WHAT YOU NEED TO DO:
1. Write out the passage of the diary entries from "Notice on Times" to "of permed hair.".
2. According to the diary entries, how long did it take the feuding family on the show to kiss and make up?
Start of PASSAGE SHOWN
Notice on Times Square Billboard: Fighting in the suburbs after a severed pigs head was thrown through the window of a Jewish family.

We were a bit early but we found the studios for Sally Jessy without much bother. We went and checked in to get a seat number. The receptionist remarked upon our Englishness and gave us VIP tickets. We were laughing! We waited in the corridor with the rest of the audience, checking each other out. Lots of permed hair.

We walked through to the studio. A woman saw our VIP tickets and asked what made us VIPs. I said "We come from London" and that set everybody off. Everyone was making a fuss of our accents and saying "I'll have a cup of tea please" in posh English voices.

We went into the studio and were re-seated several times. I didn't think anything of it but Simon reckons it was because the producer saw us and didn't think we'd make a very lively audience. It took ages to seat everyone and eventually we were plonked at the side out of view of any cameras.

We stayed for only one show, and that was enough! Totally outrageous family feud, with poor white folk ready to tear out each other's throats.

Sally Jessy was humourless, totally synthetic. During the commercial breaks she sipped water through a straw from a special glass with "Sally" etched on the side whilst make-up and wardrobe staff attended to her.

If the studio family feudsters were unpleasant, then the programme producers were even worse. One of the participant's daughters was in the audience crying and Simon heard someone saying "I didn't notice the bit about the child crying in the script".

The family kissed and made up for Xmas in 50 minutes (including commercial breaks). We were blown away.

We came out into the midday sun and walked around Columbus, through the Lincoln Centre, and into Central Park, where we saw some children playing baseball.

Knoxville, Tennessee 9.12.94
Walking back from the launderette last night we passed a child screaming and hitting a white man who was leaning into his car. We could see the man's arm flailing over another small figure in the backseat. It was a terrible scene. The girl child outside was wearing a party dress. We were both so stunned about what we had seen that we just kept walking. I felt powerless, but I wanted to do something. How could a man hit a child like that?

We dumped our bags and walked back down the road, expecting them all to have driven away. They were still there. What to do? The children looked upset. They were half crying, and the boy (from inside the car) was now on the pavement holding his arm. What could we do? We could have been misreading the situation. But we saw the man hitting the child.
End of PASSAGE SHOWN
Start of STORED ROWS
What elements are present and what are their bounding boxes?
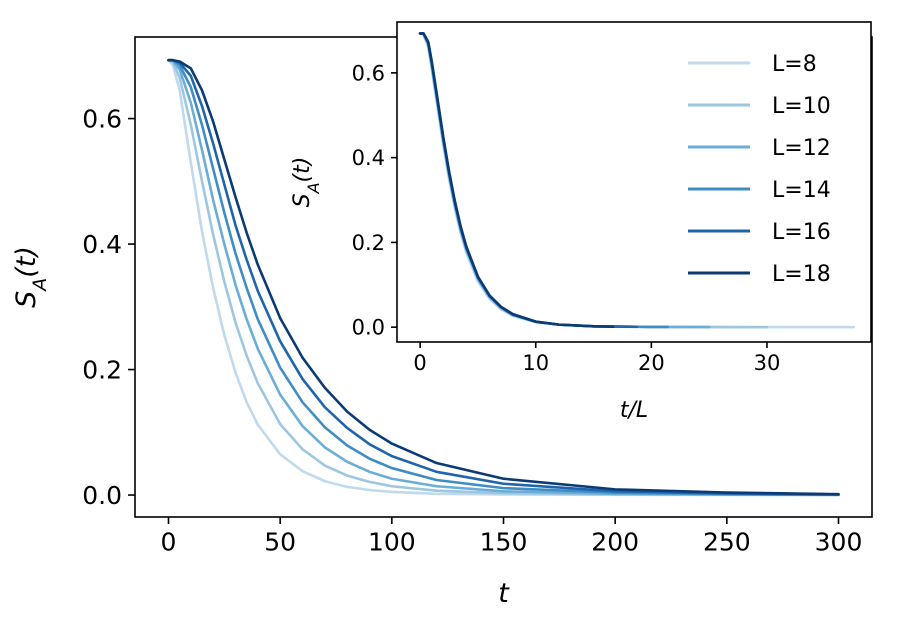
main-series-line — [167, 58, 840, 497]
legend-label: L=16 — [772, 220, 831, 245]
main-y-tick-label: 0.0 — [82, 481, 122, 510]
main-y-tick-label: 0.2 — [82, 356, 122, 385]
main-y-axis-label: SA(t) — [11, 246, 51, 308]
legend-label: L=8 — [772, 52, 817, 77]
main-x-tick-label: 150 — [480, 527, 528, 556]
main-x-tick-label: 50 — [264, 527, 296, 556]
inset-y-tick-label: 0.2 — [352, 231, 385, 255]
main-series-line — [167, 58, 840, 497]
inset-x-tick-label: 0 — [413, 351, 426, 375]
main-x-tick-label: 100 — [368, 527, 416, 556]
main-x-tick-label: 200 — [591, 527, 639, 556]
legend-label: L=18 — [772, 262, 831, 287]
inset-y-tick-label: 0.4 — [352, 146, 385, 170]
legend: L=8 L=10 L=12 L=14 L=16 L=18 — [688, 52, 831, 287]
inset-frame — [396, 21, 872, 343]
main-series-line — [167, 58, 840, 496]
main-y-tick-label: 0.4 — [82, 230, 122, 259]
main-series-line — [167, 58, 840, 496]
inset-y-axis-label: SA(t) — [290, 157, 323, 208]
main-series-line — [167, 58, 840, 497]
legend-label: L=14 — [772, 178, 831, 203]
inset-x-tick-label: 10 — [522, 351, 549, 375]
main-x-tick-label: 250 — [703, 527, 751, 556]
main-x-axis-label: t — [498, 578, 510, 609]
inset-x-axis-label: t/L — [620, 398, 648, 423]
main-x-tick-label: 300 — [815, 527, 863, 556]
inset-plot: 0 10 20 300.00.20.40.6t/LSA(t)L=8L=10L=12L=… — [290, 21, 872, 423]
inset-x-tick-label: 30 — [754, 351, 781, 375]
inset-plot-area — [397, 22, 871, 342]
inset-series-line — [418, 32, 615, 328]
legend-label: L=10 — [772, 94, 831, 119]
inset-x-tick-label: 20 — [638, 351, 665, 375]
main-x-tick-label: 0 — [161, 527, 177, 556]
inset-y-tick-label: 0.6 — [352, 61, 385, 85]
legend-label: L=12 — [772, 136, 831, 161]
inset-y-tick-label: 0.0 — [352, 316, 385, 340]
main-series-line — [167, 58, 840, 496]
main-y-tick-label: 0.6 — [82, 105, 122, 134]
End of STORED ROWS
Start of STORED ROWS
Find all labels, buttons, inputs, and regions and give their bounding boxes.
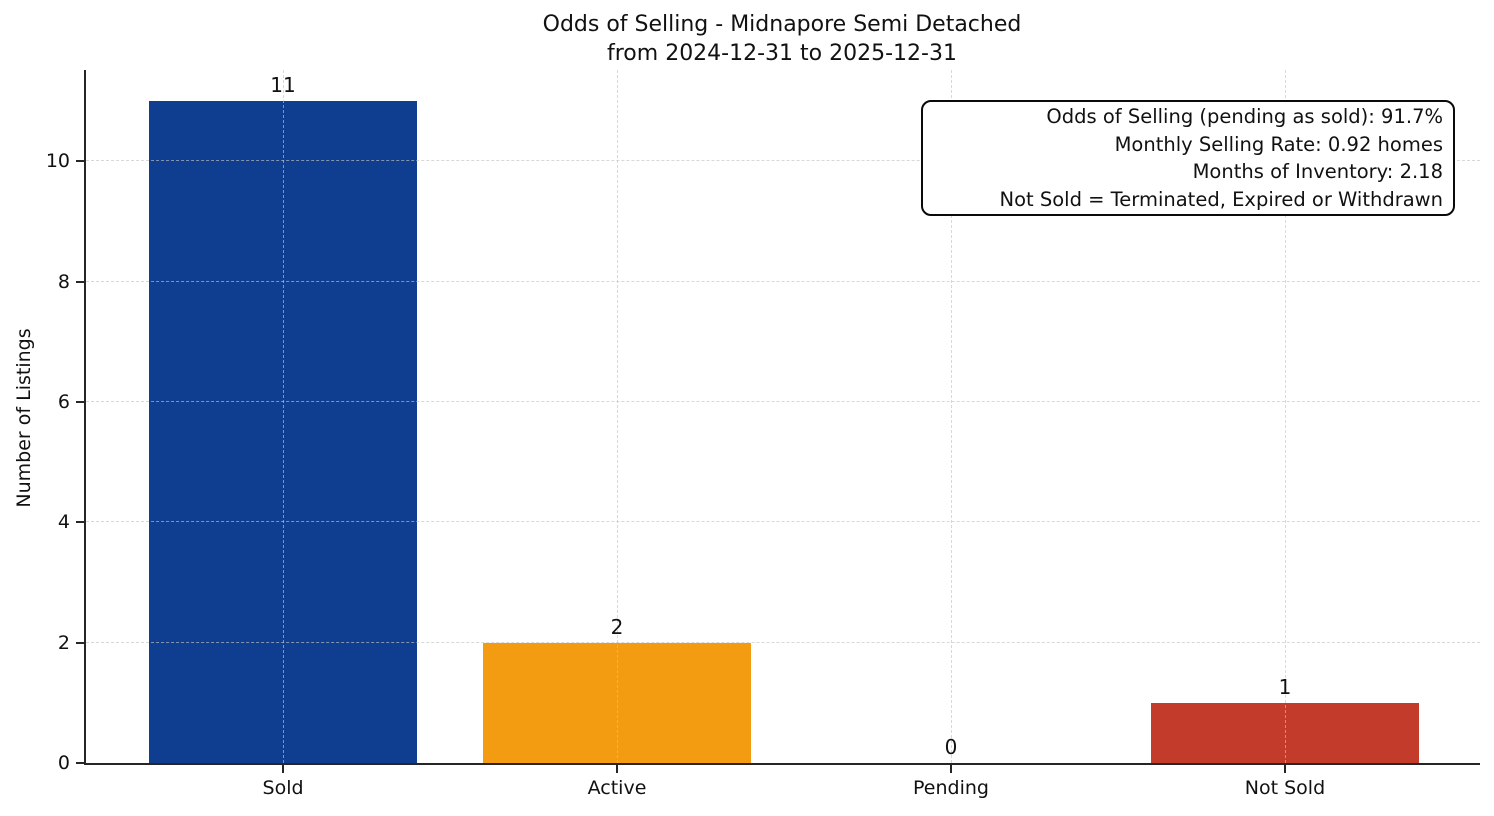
End of STORED ROWS
FINAL ANSWERS:
1.
Notice on Times Square Billboard: Fighting in the suburbs after a severed pigs head was thrown through the window of a Jewish family.

We were a bit early but we found the studios for Sally Jessy without much bother. We went and checked in to get a seat number. The receptionist remarked upon our Englishness and gave us VIP tickets. We were laughing! We waited in the corridor with the rest of the audience, checking each other out. Lots of permed hair.

2. 50 minutes, including commercial breaks.